## Work to complete
Find every line in the records below that contains the word "累计同比增速", and copy each such line.

## Provided data

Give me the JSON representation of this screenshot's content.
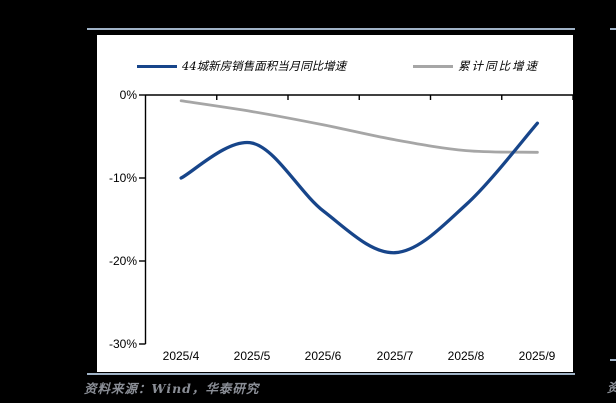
{
  "page": {
    "background": "#000000",
    "rule_color": "#9FB2C6"
  },
  "chart_data": {
    "type": "line",
    "categories": [
      "2025/4",
      "2025/5",
      "2025/6",
      "2025/7",
      "2025/8",
      "2025/9"
    ],
    "series": [
      {
        "name": "44城新房销售面积当月同比增速",
        "color": "#17458A",
        "values": [
          -10.0,
          -5.8,
          -14.0,
          -19.0,
          -13.2,
          -3.4
        ]
      },
      {
        "name": "累计同比增速",
        "color": "#A6A6A6",
        "values": [
          -0.7,
          -2.0,
          -3.6,
          -5.4,
          -6.7,
          -6.9
        ]
      }
    ],
    "title": "",
    "xlabel": "",
    "ylabel": "",
    "ytick_labels": [
      "0%",
      "-10%",
      "-20%",
      "-30%"
    ],
    "yticks_values": [
      0,
      -10,
      -20,
      -30
    ],
    "ylim": [
      -30,
      0
    ],
    "grid": false,
    "legend_position": "top"
  },
  "legend": {
    "monthly_label": "44城新房销售面积当月同比增速",
    "cumulative_label": "累计同比增速"
  },
  "source": {
    "text": "资料来源：Wind，华泰研究"
  },
  "adjacent_chart_sliver": {
    "source_fragment": "资"
  }
}
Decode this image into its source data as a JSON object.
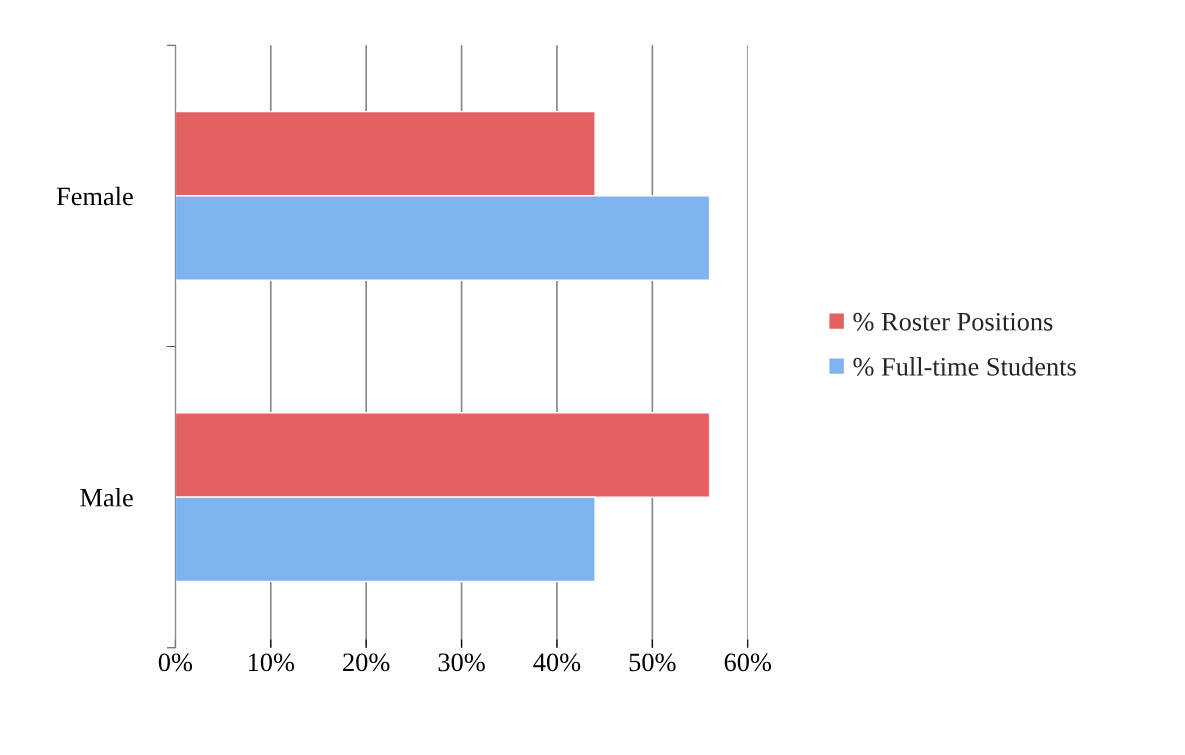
{
  "chart_data": {
    "type": "bar",
    "orientation": "horizontal",
    "categories": [
      "Female",
      "Male"
    ],
    "series": [
      {
        "name": "% Roster Positions",
        "color": "#e26262",
        "values": [
          44,
          56
        ]
      },
      {
        "name": "% Full-time Students",
        "color": "#7fb3ef",
        "values": [
          56,
          44
        ]
      }
    ],
    "xlim": [
      0,
      60
    ],
    "xticks": [
      {
        "value": 0,
        "label": "0%"
      },
      {
        "value": 10,
        "label": "10%"
      },
      {
        "value": 20,
        "label": "20%"
      },
      {
        "value": 30,
        "label": "30%"
      },
      {
        "value": 40,
        "label": "40%"
      },
      {
        "value": 50,
        "label": "50%"
      },
      {
        "value": 60,
        "label": "60%"
      }
    ],
    "grid": "x",
    "legend": "right"
  }
}
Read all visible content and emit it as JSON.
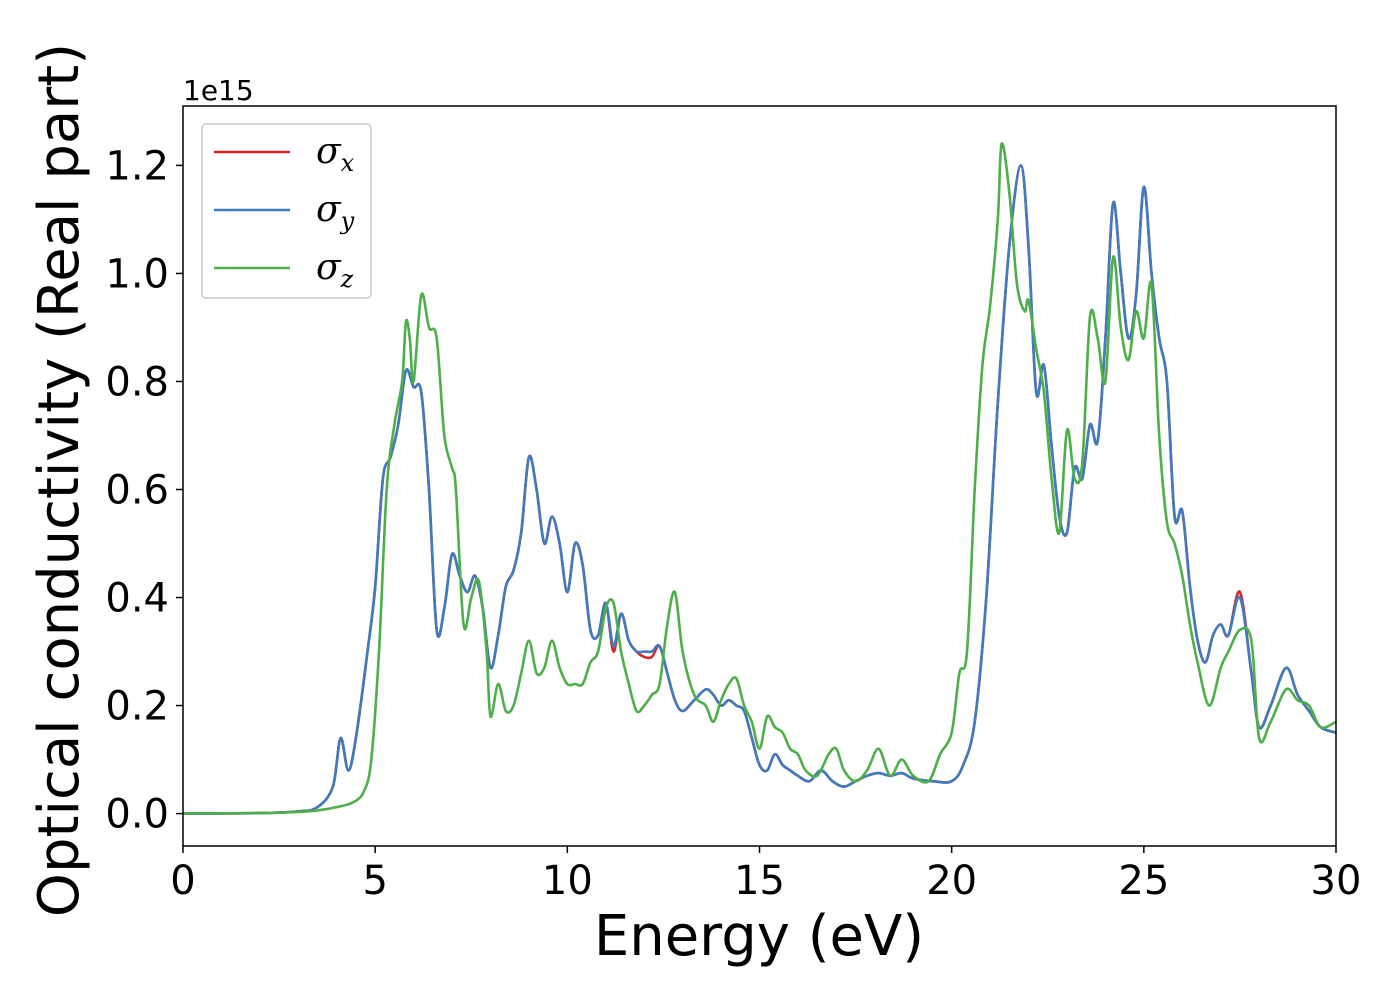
{
  "chart_data": {
    "type": "line",
    "xlabel": "Energy (eV)",
    "ylabel": "Optical conductivity (Real part)",
    "y_offset_label": "1e15",
    "xlim": [
      0,
      30
    ],
    "ylim": [
      -0.06,
      1.31
    ],
    "x_ticks": [
      0,
      5,
      10,
      15,
      20,
      25,
      30
    ],
    "x_tick_labels": [
      "0",
      "5",
      "10",
      "15",
      "20",
      "25",
      "30"
    ],
    "y_ticks": [
      0.0,
      0.2,
      0.4,
      0.6,
      0.8,
      1.0,
      1.2
    ],
    "y_tick_labels": [
      "0.0",
      "0.2",
      "0.4",
      "0.6",
      "0.8",
      "1.0",
      "1.2"
    ],
    "grid": false,
    "legend_position": "top-left",
    "series": [
      {
        "name": "σx",
        "symbol": "σ",
        "subscript": "x",
        "color": "#d62728",
        "x": [
          0,
          2,
          3,
          3.5,
          3.9,
          4.1,
          4.3,
          4.5,
          4.8,
          5.0,
          5.2,
          5.4,
          5.6,
          5.8,
          6.0,
          6.2,
          6.4,
          6.6,
          6.8,
          7.0,
          7.2,
          7.4,
          7.6,
          7.8,
          8.0,
          8.2,
          8.4,
          8.6,
          8.8,
          9.0,
          9.2,
          9.4,
          9.6,
          9.8,
          10.0,
          10.2,
          10.4,
          10.6,
          10.8,
          11.0,
          11.2,
          11.4,
          11.6,
          11.8,
          12.0,
          12.2,
          12.4,
          12.6,
          12.8,
          13.0,
          13.3,
          13.6,
          13.8,
          14.0,
          14.2,
          14.4,
          14.6,
          14.8,
          15.0,
          15.2,
          15.4,
          15.6,
          15.8,
          16.0,
          16.3,
          16.6,
          16.9,
          17.2,
          17.5,
          17.8,
          18.1,
          18.4,
          18.7,
          19.0,
          19.5,
          20.0,
          20.3,
          20.6,
          20.9,
          21.2,
          21.5,
          21.8,
          22.0,
          22.2,
          22.4,
          22.6,
          22.8,
          23.0,
          23.2,
          23.4,
          23.6,
          23.8,
          24.0,
          24.2,
          24.4,
          24.6,
          24.8,
          25.0,
          25.2,
          25.4,
          25.6,
          25.8,
          26.0,
          26.2,
          26.4,
          26.6,
          26.8,
          27.0,
          27.2,
          27.5,
          27.8,
          28.0,
          28.3,
          28.7,
          29.0,
          29.3,
          29.6,
          30.0
        ],
        "values": [
          0,
          0.001,
          0.004,
          0.012,
          0.05,
          0.14,
          0.08,
          0.14,
          0.3,
          0.42,
          0.62,
          0.66,
          0.72,
          0.82,
          0.79,
          0.78,
          0.6,
          0.34,
          0.38,
          0.48,
          0.44,
          0.41,
          0.44,
          0.38,
          0.27,
          0.33,
          0.42,
          0.45,
          0.52,
          0.66,
          0.6,
          0.5,
          0.55,
          0.5,
          0.41,
          0.5,
          0.46,
          0.34,
          0.33,
          0.39,
          0.3,
          0.37,
          0.32,
          0.3,
          0.29,
          0.29,
          0.31,
          0.26,
          0.21,
          0.19,
          0.21,
          0.23,
          0.22,
          0.2,
          0.21,
          0.2,
          0.19,
          0.14,
          0.09,
          0.08,
          0.11,
          0.09,
          0.08,
          0.07,
          0.06,
          0.08,
          0.06,
          0.05,
          0.06,
          0.07,
          0.075,
          0.07,
          0.075,
          0.065,
          0.06,
          0.06,
          0.09,
          0.17,
          0.4,
          0.76,
          1.05,
          1.2,
          1.05,
          0.78,
          0.83,
          0.68,
          0.55,
          0.52,
          0.64,
          0.62,
          0.72,
          0.69,
          0.88,
          1.13,
          1.0,
          0.88,
          0.96,
          1.16,
          1.0,
          0.88,
          0.8,
          0.55,
          0.56,
          0.42,
          0.32,
          0.28,
          0.33,
          0.35,
          0.33,
          0.41,
          0.26,
          0.16,
          0.2,
          0.27,
          0.22,
          0.19,
          0.16,
          0.15
        ]
      },
      {
        "name": "σy",
        "symbol": "σ",
        "subscript": "y",
        "color": "#3f7bbf",
        "x": [
          0,
          2,
          3,
          3.5,
          3.9,
          4.1,
          4.3,
          4.5,
          4.8,
          5.0,
          5.2,
          5.4,
          5.6,
          5.8,
          6.0,
          6.2,
          6.4,
          6.6,
          6.8,
          7.0,
          7.2,
          7.4,
          7.6,
          7.8,
          8.0,
          8.2,
          8.4,
          8.6,
          8.8,
          9.0,
          9.2,
          9.4,
          9.6,
          9.8,
          10.0,
          10.2,
          10.4,
          10.6,
          10.8,
          11.0,
          11.2,
          11.4,
          11.6,
          11.8,
          12.0,
          12.2,
          12.4,
          12.6,
          12.8,
          13.0,
          13.3,
          13.6,
          13.8,
          14.0,
          14.2,
          14.4,
          14.6,
          14.8,
          15.0,
          15.2,
          15.4,
          15.6,
          15.8,
          16.0,
          16.3,
          16.6,
          16.9,
          17.2,
          17.5,
          17.8,
          18.1,
          18.4,
          18.7,
          19.0,
          19.5,
          20.0,
          20.3,
          20.6,
          20.9,
          21.2,
          21.5,
          21.8,
          22.0,
          22.2,
          22.4,
          22.6,
          22.8,
          23.0,
          23.2,
          23.4,
          23.6,
          23.8,
          24.0,
          24.2,
          24.4,
          24.6,
          24.8,
          25.0,
          25.2,
          25.4,
          25.6,
          25.8,
          26.0,
          26.2,
          26.4,
          26.6,
          26.8,
          27.0,
          27.2,
          27.5,
          27.8,
          28.0,
          28.3,
          28.7,
          29.0,
          29.3,
          29.6,
          30.0
        ],
        "values": [
          0,
          0.001,
          0.004,
          0.012,
          0.05,
          0.14,
          0.08,
          0.14,
          0.3,
          0.42,
          0.62,
          0.66,
          0.72,
          0.82,
          0.79,
          0.78,
          0.6,
          0.34,
          0.38,
          0.48,
          0.44,
          0.41,
          0.44,
          0.38,
          0.27,
          0.33,
          0.42,
          0.45,
          0.52,
          0.66,
          0.6,
          0.5,
          0.55,
          0.5,
          0.41,
          0.5,
          0.46,
          0.34,
          0.33,
          0.39,
          0.31,
          0.37,
          0.32,
          0.3,
          0.3,
          0.3,
          0.31,
          0.26,
          0.21,
          0.19,
          0.21,
          0.23,
          0.22,
          0.2,
          0.21,
          0.2,
          0.19,
          0.14,
          0.09,
          0.08,
          0.11,
          0.09,
          0.08,
          0.07,
          0.06,
          0.08,
          0.06,
          0.05,
          0.06,
          0.07,
          0.075,
          0.07,
          0.075,
          0.065,
          0.06,
          0.06,
          0.09,
          0.17,
          0.4,
          0.76,
          1.05,
          1.2,
          1.05,
          0.78,
          0.83,
          0.68,
          0.55,
          0.52,
          0.64,
          0.62,
          0.72,
          0.69,
          0.88,
          1.13,
          1.0,
          0.88,
          0.96,
          1.16,
          1.0,
          0.88,
          0.8,
          0.55,
          0.56,
          0.42,
          0.32,
          0.28,
          0.33,
          0.35,
          0.33,
          0.4,
          0.26,
          0.16,
          0.2,
          0.27,
          0.22,
          0.19,
          0.16,
          0.15
        ]
      },
      {
        "name": "σz",
        "symbol": "σ",
        "subscript": "z",
        "color": "#4daf4a",
        "x": [
          0,
          2,
          3,
          3.5,
          4.0,
          4.4,
          4.7,
          4.9,
          5.1,
          5.3,
          5.5,
          5.7,
          5.8,
          5.9,
          6.0,
          6.2,
          6.4,
          6.6,
          6.8,
          7.0,
          7.1,
          7.3,
          7.5,
          7.7,
          7.9,
          8.0,
          8.2,
          8.4,
          8.6,
          8.8,
          9.0,
          9.2,
          9.4,
          9.6,
          9.8,
          10.0,
          10.2,
          10.4,
          10.6,
          10.8,
          11.0,
          11.2,
          11.4,
          11.6,
          11.8,
          12.0,
          12.2,
          12.4,
          12.6,
          12.8,
          13.0,
          13.3,
          13.6,
          13.8,
          14.0,
          14.2,
          14.4,
          14.6,
          14.8,
          15.0,
          15.2,
          15.4,
          15.6,
          15.8,
          16.0,
          16.2,
          16.5,
          16.8,
          17.0,
          17.2,
          17.5,
          17.8,
          18.1,
          18.4,
          18.7,
          19.0,
          19.4,
          19.7,
          20.0,
          20.2,
          20.4,
          20.6,
          20.8,
          21.0,
          21.2,
          21.3,
          21.5,
          21.7,
          21.9,
          22.0,
          22.2,
          22.4,
          22.6,
          22.8,
          23.0,
          23.2,
          23.4,
          23.6,
          23.8,
          24.0,
          24.2,
          24.4,
          24.6,
          24.8,
          25.0,
          25.2,
          25.4,
          25.6,
          25.8,
          26.0,
          26.2,
          26.4,
          26.7,
          27.0,
          27.2,
          27.5,
          27.8,
          28.0,
          28.3,
          28.7,
          29.0,
          29.3,
          29.6,
          30.0
        ],
        "values": [
          0,
          0.001,
          0.003,
          0.006,
          0.012,
          0.02,
          0.04,
          0.1,
          0.3,
          0.6,
          0.72,
          0.8,
          0.91,
          0.88,
          0.8,
          0.96,
          0.9,
          0.88,
          0.7,
          0.64,
          0.6,
          0.35,
          0.4,
          0.43,
          0.3,
          0.18,
          0.24,
          0.19,
          0.2,
          0.26,
          0.32,
          0.26,
          0.27,
          0.32,
          0.27,
          0.24,
          0.24,
          0.24,
          0.28,
          0.3,
          0.38,
          0.39,
          0.3,
          0.24,
          0.19,
          0.2,
          0.22,
          0.24,
          0.35,
          0.41,
          0.3,
          0.22,
          0.2,
          0.17,
          0.21,
          0.24,
          0.25,
          0.2,
          0.17,
          0.12,
          0.18,
          0.16,
          0.15,
          0.12,
          0.11,
          0.08,
          0.07,
          0.11,
          0.12,
          0.08,
          0.06,
          0.08,
          0.12,
          0.07,
          0.1,
          0.07,
          0.06,
          0.11,
          0.15,
          0.26,
          0.3,
          0.6,
          0.83,
          0.94,
          1.1,
          1.24,
          1.15,
          0.98,
          0.93,
          0.95,
          0.86,
          0.78,
          0.62,
          0.52,
          0.71,
          0.62,
          0.65,
          0.92,
          0.88,
          0.8,
          1.03,
          0.9,
          0.84,
          0.93,
          0.88,
          0.98,
          0.7,
          0.54,
          0.5,
          0.44,
          0.35,
          0.28,
          0.2,
          0.27,
          0.3,
          0.34,
          0.32,
          0.14,
          0.17,
          0.23,
          0.21,
          0.2,
          0.16,
          0.17
        ]
      }
    ]
  }
}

## Reply
        "name": "累计同比增速",
    "cumulative_label": "累计同比增速"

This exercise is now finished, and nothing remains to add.